>> begin Input

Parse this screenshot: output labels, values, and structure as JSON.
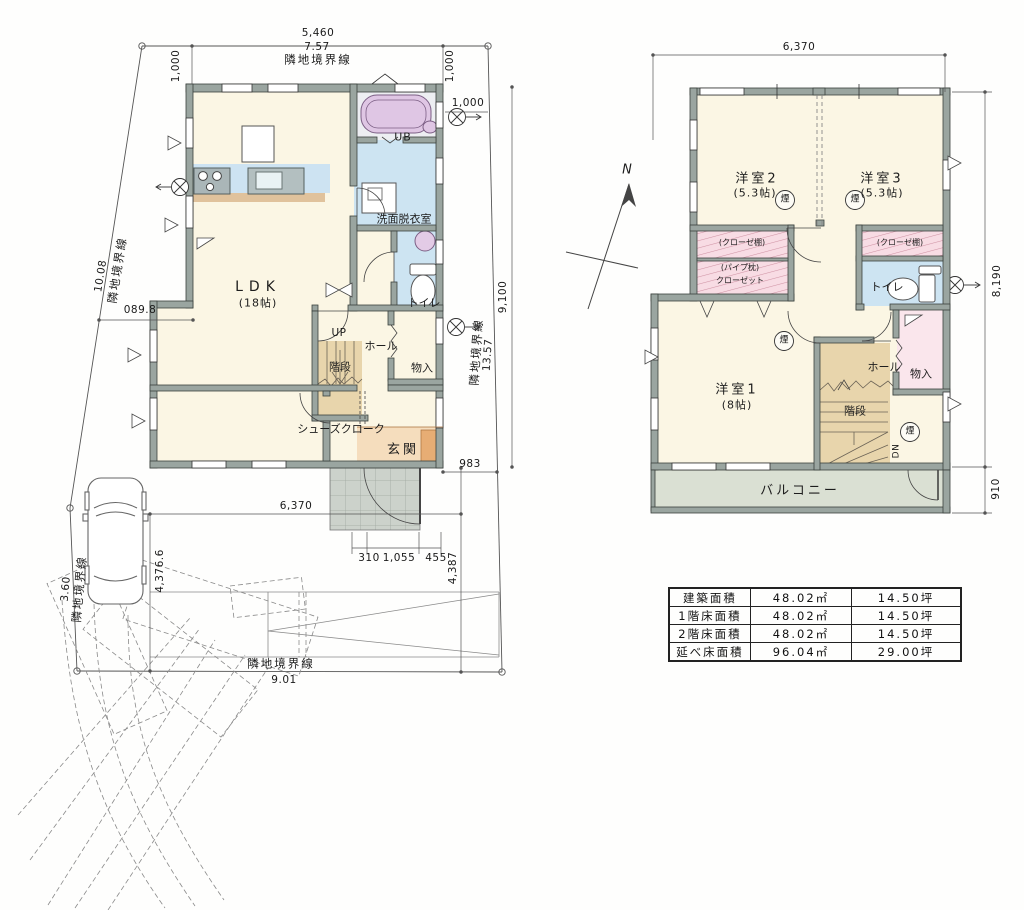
{
  "floor1": {
    "rooms": {
      "ldk": "LDK",
      "ldk_size": "(18帖)",
      "ub": "UB",
      "washroom": "洗面脱衣室",
      "toilet": "トイレ",
      "up": "UP",
      "hall": "ホール",
      "stairs": "階段",
      "storage": "物入",
      "shoe_closet": "シューズクローク",
      "entrance": "玄関"
    },
    "dims": {
      "top_w": "5,460",
      "top_w_m": "7.57",
      "offset_left": "1,000",
      "offset_right": "1,000",
      "offset_right2": "1,000",
      "height": "9,100",
      "boundary_right_len": "13.57",
      "gap_right": "983",
      "bottom_w": "6,370",
      "porch_a": "310",
      "porch_b": "1,055",
      "porch_c": "455",
      "south": "4,387",
      "parking": "4,376.6",
      "boundary_left_len": "10.08",
      "step_left": "089.8",
      "boundary_sw_len": "3.60",
      "boundary_bottom_len": "9.01"
    },
    "boundaries": {
      "top": "隣地境界線",
      "left": "隣地境界線",
      "right": "隣地境界線",
      "sw": "隣地境界線",
      "bottom": "隣地境界線"
    }
  },
  "floor2": {
    "rooms": {
      "room2": "洋室2",
      "room2_size": "(5.3帖)",
      "room3": "洋室3",
      "room3_size": "(5.3帖)",
      "room1": "洋室1",
      "room1_size": "(8帖)",
      "closet_shelf": "(クローゼ棚)",
      "closet_pipe": "(パイプ枕)",
      "closet": "クローゼット",
      "toilet": "トイレ",
      "storage": "物入",
      "hall": "ホール",
      "stairs": "階段",
      "dn": "DN",
      "balcony": "バルコニー"
    },
    "smoke": "煙",
    "dims": {
      "top_w": "6,370",
      "height": "8,190",
      "balcony_d": "910"
    }
  },
  "north_label": "N",
  "area_table": {
    "rows": [
      {
        "label": "建築面積",
        "sqm": "48.02㎡",
        "tsubo": "14.50坪"
      },
      {
        "label": "1階床面積",
        "sqm": "48.02㎡",
        "tsubo": "14.50坪"
      },
      {
        "label": "2階床面積",
        "sqm": "48.02㎡",
        "tsubo": "14.50坪"
      },
      {
        "label": "延べ床面積",
        "sqm": "96.04㎡",
        "tsubo": "29.00坪"
      }
    ]
  }
}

>> end Input

**Problem requirements**
Repeat each line of the records above exactly, but do not copy the pictures.

**Solved problem**
Parse this screenshot: output labels, values, and structure as JSON.
{
  "floor1": {
    "rooms": {
      "ldk": "LDK",
      "ldk_size": "(18帖)",
      "ub": "UB",
      "washroom": "洗面脱衣室",
      "toilet": "トイレ",
      "up": "UP",
      "hall": "ホール",
      "stairs": "階段",
      "storage": "物入",
      "shoe_closet": "シューズクローク",
      "entrance": "玄関"
    },
    "dims": {
      "top_w": "5,460",
      "top_w_m": "7.57",
      "offset_left": "1,000",
      "offset_right": "1,000",
      "offset_right2": "1,000",
      "height": "9,100",
      "boundary_right_len": "13.57",
      "gap_right": "983",
      "bottom_w": "6,370",
      "porch_a": "310",
      "porch_b": "1,055",
      "porch_c": "455",
      "south": "4,387",
      "parking": "4,376.6",
      "boundary_left_len": "10.08",
      "step_left": "089.8",
      "boundary_sw_len": "3.60",
      "boundary_bottom_len": "9.01"
    },
    "boundaries": {
      "top": "隣地境界線",
      "left": "隣地境界線",
      "right": "隣地境界線",
      "sw": "隣地境界線",
      "bottom": "隣地境界線"
    }
  },
  "floor2": {
    "rooms": {
      "room2": "洋室2",
      "room2_size": "(5.3帖)",
      "room3": "洋室3",
      "room3_size": "(5.3帖)",
      "room1": "洋室1",
      "room1_size": "(8帖)",
      "closet_shelf": "(クローゼ棚)",
      "closet_pipe": "(パイプ枕)",
      "closet": "クローゼット",
      "toilet": "トイレ",
      "storage": "物入",
      "hall": "ホール",
      "stairs": "階段",
      "dn": "DN",
      "balcony": "バルコニー"
    },
    "smoke": "煙",
    "dims": {
      "top_w": "6,370",
      "height": "8,190",
      "balcony_d": "910"
    }
  },
  "north_label": "N",
  "area_table": {
    "rows": [
      {
        "label": "建築面積",
        "sqm": "48.02㎡",
        "tsubo": "14.50坪"
      },
      {
        "label": "1階床面積",
        "sqm": "48.02㎡",
        "tsubo": "14.50坪"
      },
      {
        "label": "2階床面積",
        "sqm": "48.02㎡",
        "tsubo": "14.50坪"
      },
      {
        "label": "延べ床面積",
        "sqm": "96.04㎡",
        "tsubo": "29.00坪"
      }
    ]
  }
}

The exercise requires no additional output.